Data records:
====

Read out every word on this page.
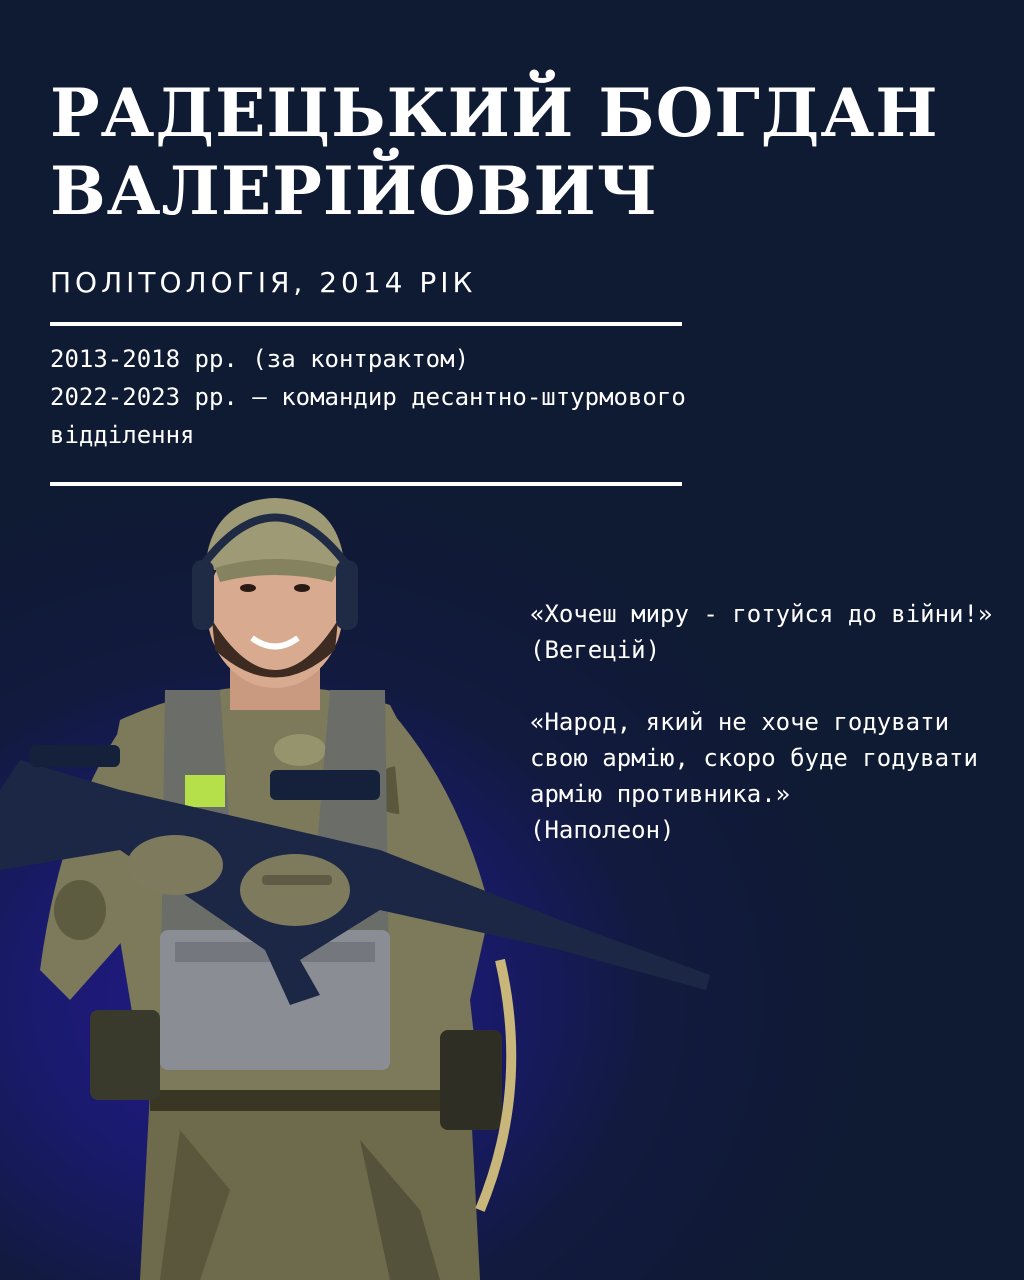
РАДЕЦЬКИЙ БОГДАН
ВАЛЕРІЙОВИЧ
ПОЛІТОЛОГІЯ, 2014 РІК
2013-2018 рр. (за контрактом)
2022-2023 рр. – командир десантно-штурмового
відділення
«Хочеш миру - готуйся до війни!»
(Вегецій)
«Народ, який не хоче годувати
свою армію, скоро буде годувати
армію противника.»
(Наполеон)
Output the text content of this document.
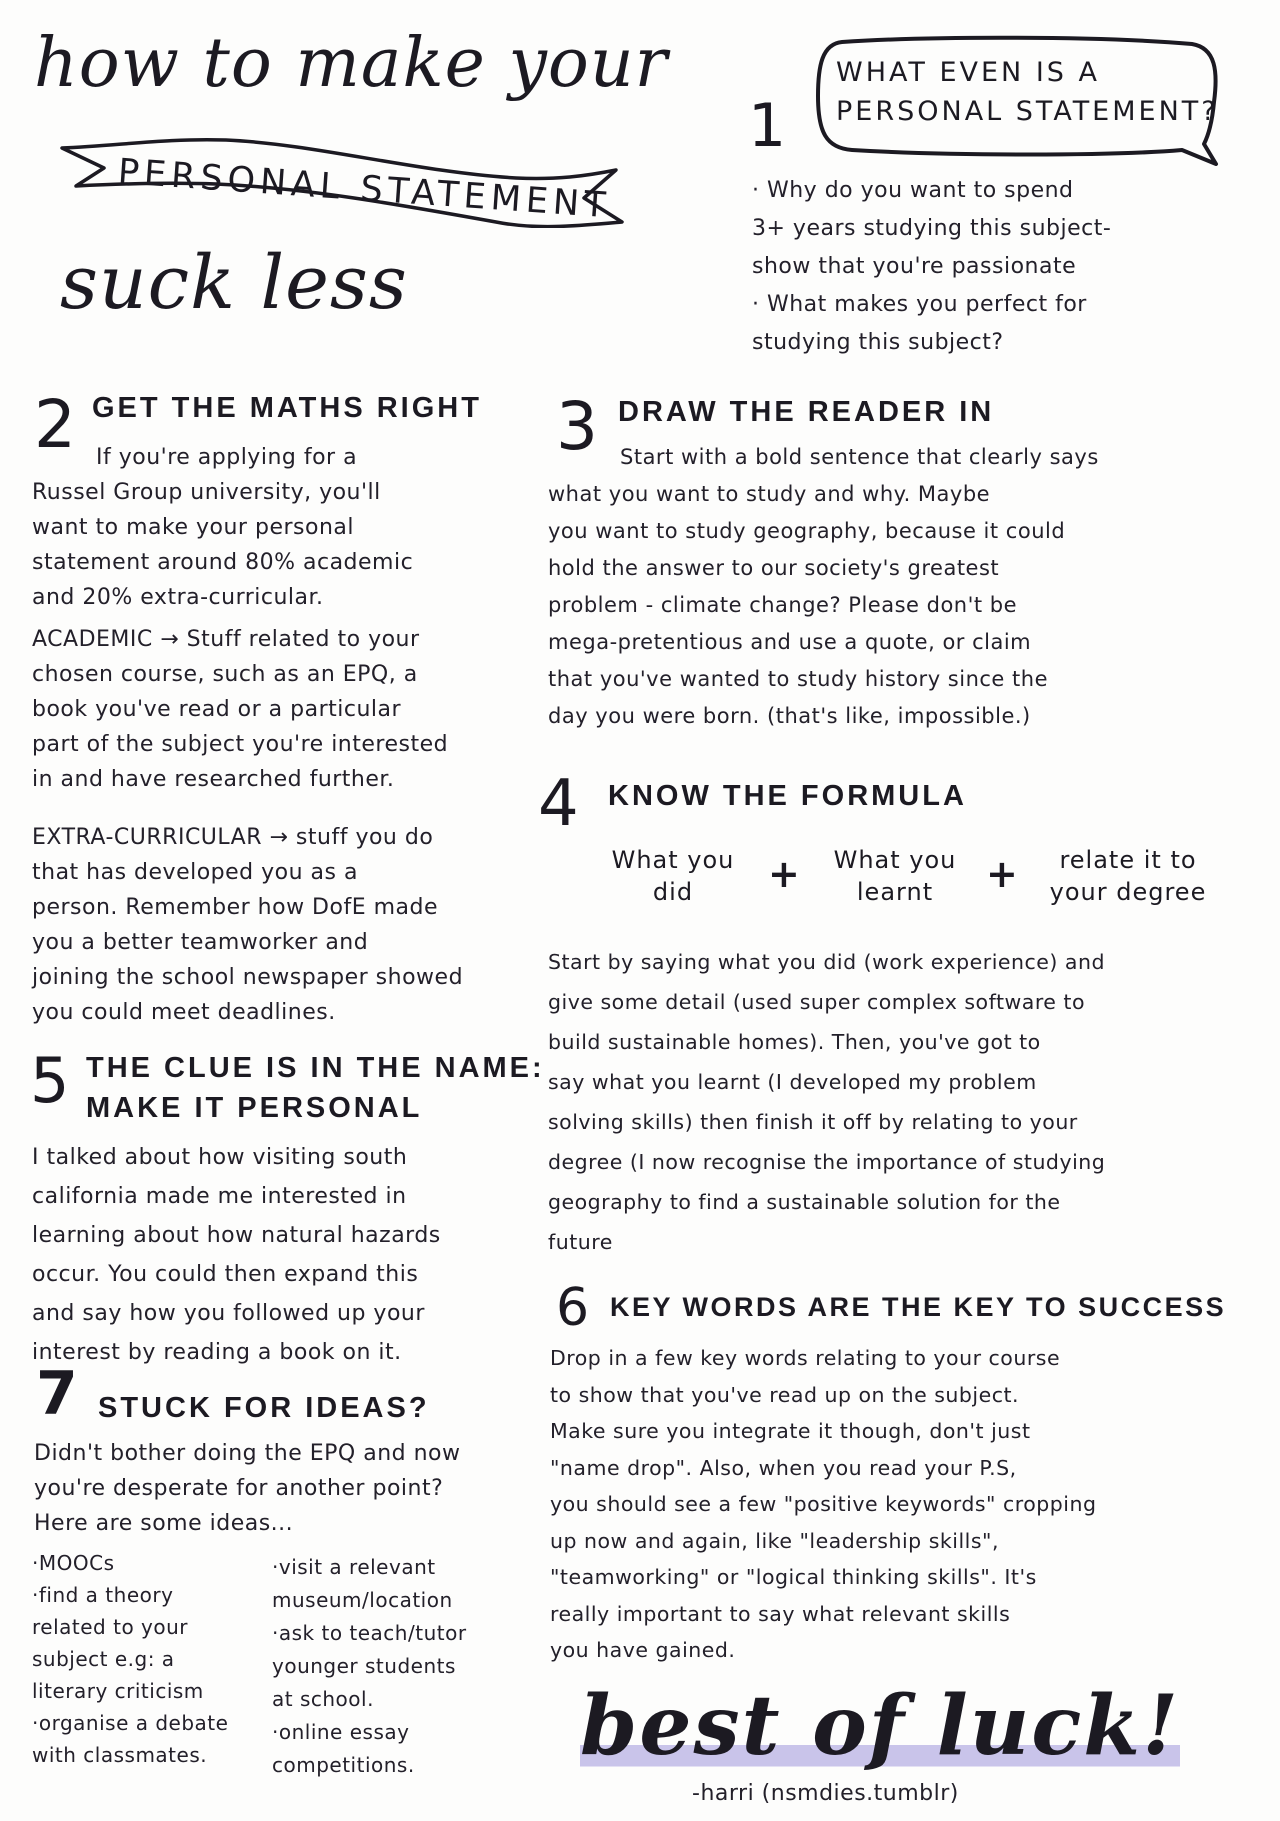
how to make your
PERSONAL STATEMENT
suck less
1
WHAT EVEN IS A
PERSONAL STATEMENT?
· Why do you want to spend
3+ years studying this subject-
show that you're passionate
· What makes you perfect for
studying this subject?
2 GET THE MATHS RIGHT
If you're applying for a
Russel Group university, you'll
want to make your personal
statement around 80% academic
and 20% extra-curricular.
ACADEMIC → Stuff related to your
chosen course, such as an EPQ, a
book you've read or a particular
part of the subject you're interested
in and have researched further.
EXTRA-CURRICULAR → stuff you do
that has developed you as a
person. Remember how DofE made
you a better teamworker and
joining the school newspaper showed
you could meet deadlines.
5 THE CLUE IS IN THE NAME:
MAKE IT PERSONAL
I talked about how visiting south
california made me interested in
learning about how natural hazards
occur. You could then expand this
and say how you followed up your
interest by reading a book on it.
7 STUCK FOR IDEAS?
Didn't bother doing the EPQ and now
you're desperate for another point?
Here are some ideas...
·MOOCs
·find a theory
related to your
subject e.g: a
literary criticism
·organise a debate
with classmates.
·visit a relevant
museum/location
·ask to teach/tutor
younger students
at school.
·online essay
competitions.
3 DRAW THE READER IN
Start with a bold sentence that clearly says
what you want to study and why. Maybe
you want to study geography, because it could
hold the answer to our society's greatest
problem - climate change? Please don't be
mega-pretentious and use a quote, or claim
that you've wanted to study history since the
day you were born. (that's like, impossible.)
4 KNOW THE FORMULA
What you
did	+	What you
learnt	+	relate it to
your degree
Start by saying what you did (work experience) and
give some detail (used super complex software to
build sustainable homes). Then, you've got to
say what you learnt (I developed my problem
solving skills) then finish it off by relating to your
degree (I now recognise the importance of studying
geography to find a sustainable solution for the
future
6 KEY WORDS ARE THE KEY TO SUCCESS
Drop in a few key words relating to your course
to show that you've read up on the subject.
Make sure you integrate it though, don't just
"name drop". Also, when you read your P.S,
you should see a few "positive keywords" cropping
up now and again, like "leadership skills",
"teamworking" or "logical thinking skills". It's
really important to say what relevant skills
you have gained.
best of luck!
-harri (nsmdies.tumblr)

====

**PROBLEM**. What is the number of lines in the records that contain the word "school"? Answer with the number and nothing else.

**FINISHED EXERCISE**. 2